- **Goal**
Exclude images, then output the remaining data verbatim.

- **Task material**
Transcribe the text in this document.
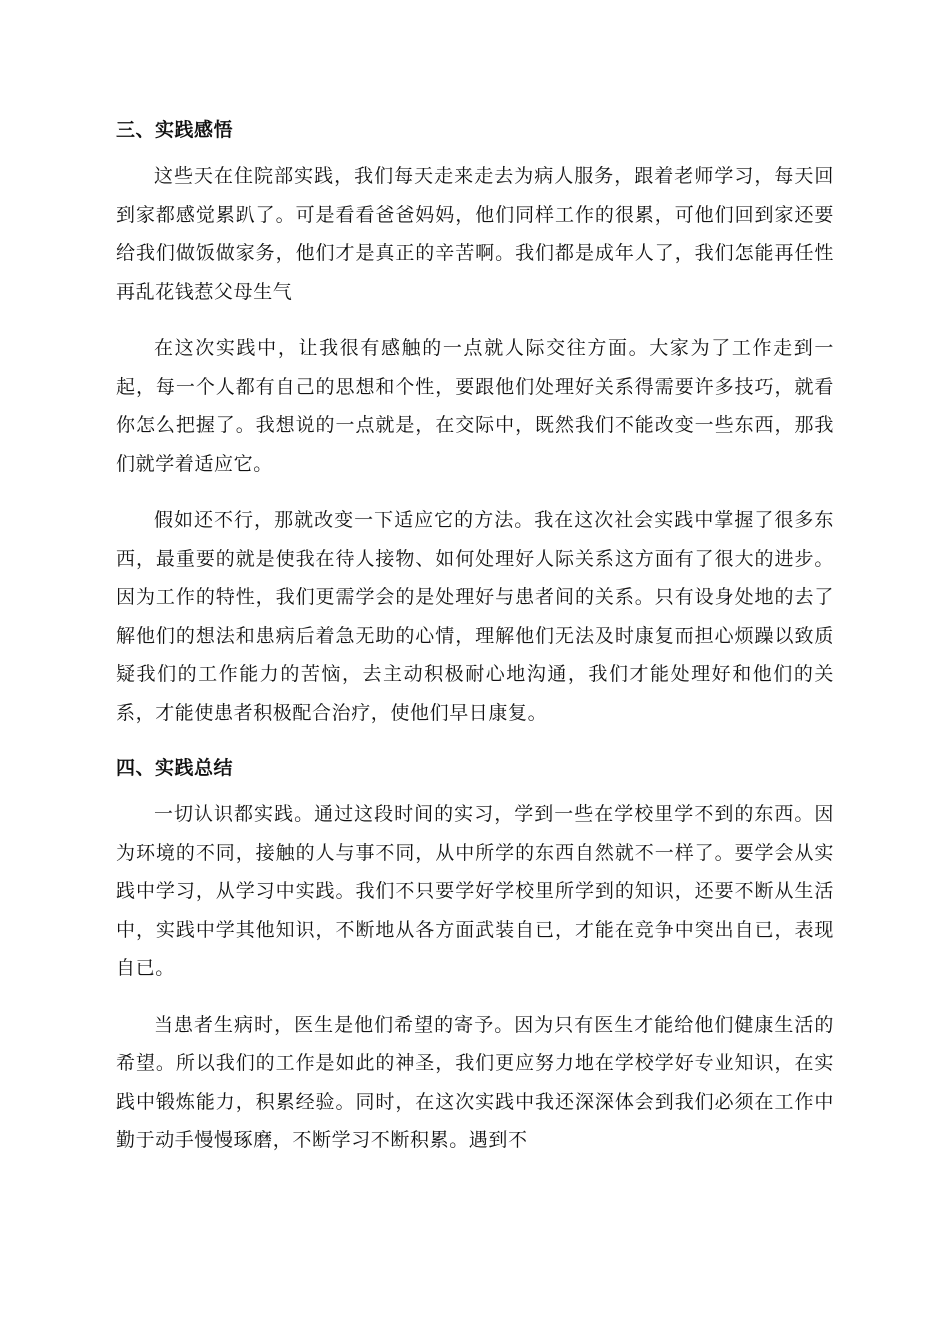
三、实践感悟

这些天在住院部实践，我们每天走来走去为病人服务，跟着老师学习，每天回到家都感觉累趴了。可是看看爸爸妈妈，他们同样工作的很累，可他们回到家还要给我们做饭做家务，他们才是真正的辛苦啊。我们都是成年人了，我们怎能再任性再乱花钱惹父母生气

在这次实践中，让我很有感触的一点就人际交往方面。大家为了工作走到一起，每一个人都有自己的思想和个性，要跟他们处理好关系得需要许多技巧，就看你怎么把握了。我想说的一点就是，在交际中，既然我们不能改变一些东西，那我们就学着适应它。

假如还不行，那就改变一下适应它的方法。我在这次社会实践中掌握了很多东西，最重要的就是使我在待人接物、如何处理好人际关系这方面有了很大的进步。因为工作的特性，我们更需学会的是处理好与患者间的关系。只有设身处地的去了解他们的想法和患病后着急无助的心情，理解他们无法及时康复而担心烦躁以致质疑我们的工作能力的苦恼，去主动积极耐心地沟通，我们才能处理好和他们的关系，才能使患者积极配合治疗，使他们早日康复。

四、实践总结

一切认识都实践。通过这段时间的实习，学到一些在学校里学不到的东西。因为环境的不同，接触的人与事不同，从中所学的东西自然就不一样了。要学会从实践中学习，从学习中实践。我们不只要学好学校里所学到的知识，还要不断从生活中，实践中学其他知识，不断地从各方面武装自已，才能在竞争中突出自已，表现自已。

当患者生病时，医生是他们希望的寄予。因为只有医生才能给他们健康生活的希望。所以我们的工作是如此的神圣，我们更应努力地在学校学好专业知识，在实践中锻炼能力，积累经验。同时，在这次实践中我还深深体会到我们必须在工作中勤于动手慢慢琢磨，不断学习不断积累。遇到不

- **Solution for this task**
Transcribe the text in this document.
三、实践感悟

这些天在住院部实践，我们每天走来走去为病人服务，跟着老师学习，每天回到家都感觉累趴了。可是看看爸爸妈妈，他们同样工作的很累，可他们回到家还要给我们做饭做家务，他们才是真正的辛苦啊。我们都是成年人了，我们怎能再任性再乱花钱惹父母生气

在这次实践中，让我很有感触的一点就人际交往方面。大家为了工作走到一起，每一个人都有自己的思想和个性，要跟他们处理好关系得需要许多技巧，就看你怎么把握了。我想说的一点就是，在交际中，既然我们不能改变一些东西，那我们就学着适应它。

假如还不行，那就改变一下适应它的方法。我在这次社会实践中掌握了很多东西，最重要的就是使我在待人接物、如何处理好人际关系这方面有了很大的进步。因为工作的特性，我们更需学会的是处理好与患者间的关系。只有设身处地的去了解他们的想法和患病后着急无助的心情，理解他们无法及时康复而担心烦躁以致质疑我们的工作能力的苦恼，去主动积极耐心地沟通，我们才能处理好和他们的关系，才能使患者积极配合治疗，使他们早日康复。

四、实践总结

一切认识都实践。通过这段时间的实习，学到一些在学校里学不到的东西。因为环境的不同，接触的人与事不同，从中所学的东西自然就不一样了。要学会从实践中学习，从学习中实践。我们不只要学好学校里所学到的知识，还要不断从生活中，实践中学其他知识，不断地从各方面武装自已，才能在竞争中突出自已，表现自已。

当患者生病时，医生是他们希望的寄予。因为只有医生才能给他们健康生活的希望。所以我们的工作是如此的神圣，我们更应努力地在学校学好专业知识，在实践中锻炼能力，积累经验。同时，在这次实践中我还深深体会到我们必须在工作中勤于动手慢慢琢磨，不断学习不断积累。遇到不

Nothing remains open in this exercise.